Data excerpts:
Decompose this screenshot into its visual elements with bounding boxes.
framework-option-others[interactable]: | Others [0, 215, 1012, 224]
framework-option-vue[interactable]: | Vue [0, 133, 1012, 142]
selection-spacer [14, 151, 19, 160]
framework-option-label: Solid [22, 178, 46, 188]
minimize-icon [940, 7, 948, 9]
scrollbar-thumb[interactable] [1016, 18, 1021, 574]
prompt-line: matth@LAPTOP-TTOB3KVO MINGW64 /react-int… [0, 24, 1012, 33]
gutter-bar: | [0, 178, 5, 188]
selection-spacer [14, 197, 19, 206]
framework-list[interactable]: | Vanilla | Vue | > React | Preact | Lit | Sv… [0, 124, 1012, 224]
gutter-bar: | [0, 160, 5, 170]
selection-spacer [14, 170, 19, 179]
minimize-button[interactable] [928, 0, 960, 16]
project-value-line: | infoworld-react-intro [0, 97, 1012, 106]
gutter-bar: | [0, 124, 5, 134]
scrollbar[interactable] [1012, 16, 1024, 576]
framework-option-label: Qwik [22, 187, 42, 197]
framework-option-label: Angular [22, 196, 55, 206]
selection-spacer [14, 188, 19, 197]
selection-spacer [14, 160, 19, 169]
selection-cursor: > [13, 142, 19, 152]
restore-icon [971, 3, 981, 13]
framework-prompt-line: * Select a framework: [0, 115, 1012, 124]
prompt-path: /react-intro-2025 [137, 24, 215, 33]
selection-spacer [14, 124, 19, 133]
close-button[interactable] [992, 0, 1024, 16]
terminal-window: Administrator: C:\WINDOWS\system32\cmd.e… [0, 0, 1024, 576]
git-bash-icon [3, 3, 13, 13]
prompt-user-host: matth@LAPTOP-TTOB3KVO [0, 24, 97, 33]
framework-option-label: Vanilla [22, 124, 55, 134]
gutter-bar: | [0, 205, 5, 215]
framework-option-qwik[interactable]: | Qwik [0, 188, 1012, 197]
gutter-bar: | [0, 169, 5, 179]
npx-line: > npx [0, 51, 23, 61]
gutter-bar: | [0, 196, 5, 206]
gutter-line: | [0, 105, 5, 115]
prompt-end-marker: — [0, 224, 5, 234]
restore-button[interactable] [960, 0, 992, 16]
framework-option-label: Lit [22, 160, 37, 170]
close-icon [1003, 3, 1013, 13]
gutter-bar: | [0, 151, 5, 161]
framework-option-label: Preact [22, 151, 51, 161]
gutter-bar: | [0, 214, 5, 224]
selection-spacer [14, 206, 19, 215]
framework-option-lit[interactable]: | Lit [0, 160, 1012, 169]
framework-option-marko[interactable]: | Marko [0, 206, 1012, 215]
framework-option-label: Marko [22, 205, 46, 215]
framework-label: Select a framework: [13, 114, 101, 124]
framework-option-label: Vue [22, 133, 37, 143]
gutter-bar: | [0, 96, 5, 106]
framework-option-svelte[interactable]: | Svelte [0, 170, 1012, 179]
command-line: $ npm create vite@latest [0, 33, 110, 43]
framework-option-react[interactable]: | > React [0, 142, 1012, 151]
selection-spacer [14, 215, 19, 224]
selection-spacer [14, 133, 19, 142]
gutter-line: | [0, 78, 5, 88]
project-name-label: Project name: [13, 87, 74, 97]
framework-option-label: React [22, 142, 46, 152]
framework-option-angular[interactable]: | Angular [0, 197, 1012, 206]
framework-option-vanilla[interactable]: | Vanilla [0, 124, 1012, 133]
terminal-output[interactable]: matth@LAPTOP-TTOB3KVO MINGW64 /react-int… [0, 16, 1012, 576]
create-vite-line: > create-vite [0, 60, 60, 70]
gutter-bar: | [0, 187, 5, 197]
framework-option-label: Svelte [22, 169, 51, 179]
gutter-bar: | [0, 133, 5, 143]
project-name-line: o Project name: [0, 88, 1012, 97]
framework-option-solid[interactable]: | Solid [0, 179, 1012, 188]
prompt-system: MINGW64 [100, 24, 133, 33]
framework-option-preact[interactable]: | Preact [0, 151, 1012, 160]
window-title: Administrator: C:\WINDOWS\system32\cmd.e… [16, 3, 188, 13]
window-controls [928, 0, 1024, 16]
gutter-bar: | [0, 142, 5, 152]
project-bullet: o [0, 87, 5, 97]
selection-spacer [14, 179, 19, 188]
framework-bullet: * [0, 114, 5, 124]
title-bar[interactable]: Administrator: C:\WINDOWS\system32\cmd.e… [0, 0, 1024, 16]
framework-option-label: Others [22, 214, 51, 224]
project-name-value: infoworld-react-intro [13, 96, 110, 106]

What is required: Give back the rows from the first line up to and including the line with "close-button[interactable] [992, 0, 1024, 16]", switching each "gutter-bar" to "edge-bar" and leaving all else as it is.

Finished task:
Decompose this screenshot into its visual elements with bounding boxes.
framework-option-others[interactable]: | Others [0, 215, 1012, 224]
framework-option-vue[interactable]: | Vue [0, 133, 1012, 142]
selection-spacer [14, 151, 19, 160]
framework-option-label: Solid [22, 178, 46, 188]
minimize-icon [940, 7, 948, 9]
scrollbar-thumb[interactable] [1016, 18, 1021, 574]
prompt-line: matth@LAPTOP-TTOB3KVO MINGW64 /react-int… [0, 24, 1012, 33]
edge-bar: | [0, 178, 5, 188]
selection-spacer [14, 197, 19, 206]
framework-list[interactable]: | Vanilla | Vue | > React | Preact | Lit | Sv… [0, 124, 1012, 224]
edge-bar: | [0, 160, 5, 170]
selection-spacer [14, 170, 19, 179]
minimize-button[interactable] [928, 0, 960, 16]
project-value-line: | infoworld-react-intro [0, 97, 1012, 106]
edge-bar: | [0, 124, 5, 134]
scrollbar[interactable] [1012, 16, 1024, 576]
framework-option-label: Qwik [22, 187, 42, 197]
framework-option-label: Angular [22, 196, 55, 206]
selection-spacer [14, 188, 19, 197]
selection-spacer [14, 160, 19, 169]
selection-cursor: > [13, 142, 19, 152]
restore-icon [971, 3, 981, 13]
framework-prompt-line: * Select a framework: [0, 115, 1012, 124]
prompt-path: /react-intro-2025 [137, 24, 215, 33]
selection-spacer [14, 124, 19, 133]
close-button[interactable] [992, 0, 1024, 16]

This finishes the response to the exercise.